» Problem description
Bring back every record exactly, except for the pictures, which stay out.

Items listed in a dataset:
BEGIN

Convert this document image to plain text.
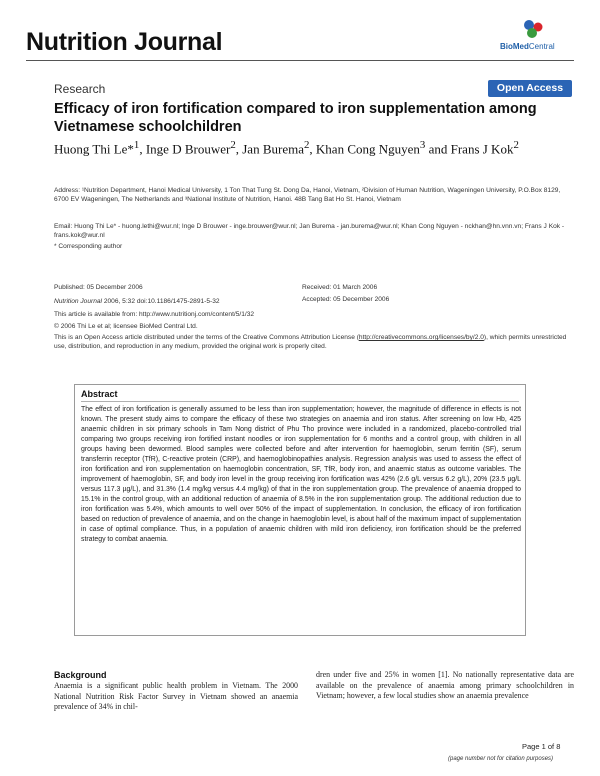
Nutrition Journal	BioMedCentral
Research	Open Access
Efficacy of iron fortification compared to iron supplementation among Vietnamese schoolchildren
Huong Thi Le*$^1$, Inge D Brouwer$^2$, Jan Burema$^2$, Khan Cong Nguyen$^3$ and Frans J Kok$^2$
Address: ¹Nutrition Department, Hanoi Medical University, 1 Ton That Tung St. Dong Da, Hanoi, Vietnam, ²Division of Human Nutrition, Wageningen University, P.O.Box 8129, 6700 EV Wageningen, The Netherlands and ³National Institute of Nutrition, Hanoi. 48B Tang Bat Ho St. Hanoi, Vietnam
Email: Huong Thi Le* - huong.lethi@wur.nl; Inge D Brouwer - inge.brouwer@wur.nl; Jan Burema - jan.burema@wur.nl; Khan Cong Nguyen - nckhan@hn.vnn.vn; Frans J Kok - frans.kok@wur.nl
* Corresponding author
Published: 05 December 2006
Nutrition Journal 2006, 5:32 doi:10.1186/1475-2891-5-32
Received: 01 March 2006
Accepted: 05 December 2006
This article is available from: http://www.nutritionj.com/content/5/1/32
© 2006 Thi Le et al; licensee BioMed Central Ltd.
This is an Open Access article distributed under the terms of the Creative Commons Attribution License (http://creativecommons.org/licenses/by/2.0), which permits unrestricted use, distribution, and reproduction in any medium, provided the original work is properly cited.
Abstract
The effect of iron fortification is generally assumed to be less than iron supplementation; however, the magnitude of difference in effects is not known. The present study aims to compare the efficacy of these two strategies on anaemia and iron status. After screening on low Hb, 425 anaemic children in six primary schools in Tam Nong district of Phu Tho province were included in a randomized, placebo-controlled trial comparing two groups receiving iron fortified instant noodles or iron supplementation for 6 months and a control group, with children in all groups having been dewormed. Blood samples were collected before and after intervention for haemoglobin, serum ferritin (SF), serum transferrin receptor (TfR), C-reactive protein (CRP), and haemoglobinopathies analysis. Regression analysis was used to assess the effect of iron fortification and iron supplementation on haemoglobin concentration, SF, TfR, body iron, and anaemic status as outcome variables. The improvement of haemoglobin, SF, and body iron level in the group receiving iron fortification was 42% (2.6 g/L versus 6.2 g/L), 20% (23.5 µg/L versus 117.3 µg/L), and 31.3% (1.4 mg/kg versus 4.4 mg/kg) of that in the iron supplementation group. The prevalence of anaemia dropped to 15.1% in the control group, with an additional reduction of anaemia of 8.5% in the iron supplementation group. The additional reduction due to iron fortification was 5.4%, which amounts to well over 50% of the impact of supplementation. In conclusion, the efficacy of iron fortification based on reduction of prevalence of anaemia, and on the change in haemoglobin level, is about half of the maximum impact of supplementation in case of optimal compliance. Thus, in a population of anaemic children with mild iron deficiency, iron fortification should be the preferred strategy to combat anaemia.
Background
Anaemia is a significant public health problem in Vietnam. The 2000 National Nutrition Risk Factor Survey in Vietnam showed an anaemia prevalence of 34% in chil-
dren under five and 25% in women [1]. No nationally representative data are available on the prevalence of anaemia among primary schoolchildren in Vietnam; however, a few local studies show an anaemia prevalence
Page 1 of 8
(page number not for citation purposes)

END

» Result of this task
Convert this document image to plain text.
Nutrition Journal	BioMedCentral
Research	Open Access
Efficacy of iron fortification compared to iron supplementation among Vietnamese schoolchildren
Huong Thi Le*$^1$, Inge D Brouwer$^2$, Jan Burema$^2$, Khan Cong Nguyen$^3$ and Frans J Kok$^2$
Address: ¹Nutrition Department, Hanoi Medical University, 1 Ton That Tung St. Dong Da, Hanoi, Vietnam, ²Division of Human Nutrition, Wageningen University, P.O.Box 8129, 6700 EV Wageningen, The Netherlands and ³National Institute of Nutrition, Hanoi. 48B Tang Bat Ho St. Hanoi, Vietnam
Email: Huong Thi Le* - huong.lethi@wur.nl; Inge D Brouwer - inge.brouwer@wur.nl; Jan Burema - jan.burema@wur.nl; Khan Cong Nguyen - nckhan@hn.vnn.vn; Frans J Kok - frans.kok@wur.nl
* Corresponding author
Published: 05 December 2006
Nutrition Journal 2006, 5:32 doi:10.1186/1475-2891-5-32
Received: 01 March 2006
Accepted: 05 December 2006
This article is available from: http://www.nutritionj.com/content/5/1/32
© 2006 Thi Le et al; licensee BioMed Central Ltd.
This is an Open Access article distributed under the terms of the Creative Commons Attribution License (http://creativecommons.org/licenses/by/2.0), which permits unrestricted use, distribution, and reproduction in any medium, provided the original work is properly cited.
Abstract
The effect of iron fortification is generally assumed to be less than iron supplementation; however, the magnitude of difference in effects is not known. The present study aims to compare the efficacy of these two strategies on anaemia and iron status. After screening on low Hb, 425 anaemic children in six primary schools in Tam Nong district of Phu Tho province were included in a randomized, placebo-controlled trial comparing two groups receiving iron fortified instant noodles or iron supplementation for 6 months and a control group, with children in all groups having been dewormed. Blood samples were collected before and after intervention for haemoglobin, serum ferritin (SF), serum transferrin receptor (TfR), C-reactive protein (CRP), and haemoglobinopathies analysis. Regression analysis was used to assess the effect of iron fortification and iron supplementation on haemoglobin concentration, SF, TfR, body iron, and anaemic status as outcome variables. The improvement of haemoglobin, SF, and body iron level in the group receiving iron fortification was 42% (2.6 g/L versus 6.2 g/L), 20% (23.5 µg/L versus 117.3 µg/L), and 31.3% (1.4 mg/kg versus 4.4 mg/kg) of that in the iron supplementation group. The prevalence of anaemia dropped to 15.1% in the control group, with an additional reduction of anaemia of 8.5% in the iron supplementation group. The additional reduction due to iron fortification was 5.4%, which amounts to well over 50% of the impact of supplementation. In conclusion, the efficacy of iron fortification based on reduction of prevalence of anaemia, and on the change in haemoglobin level, is about half of the maximum impact of supplementation in case of optimal compliance. Thus, in a population of anaemic children with mild iron deficiency, iron fortification should be the preferred strategy to combat anaemia.
Background
Anaemia is a significant public health problem in Vietnam. The 2000 National Nutrition Risk Factor Survey in Vietnam showed an anaemia prevalence of 34% in chil-
dren under five and 25% in women [1]. No nationally representative data are available on the prevalence of anaemia among primary schoolchildren in Vietnam; however, a few local studies show an anaemia prevalence
Page 1 of 8
(page number not for citation purposes)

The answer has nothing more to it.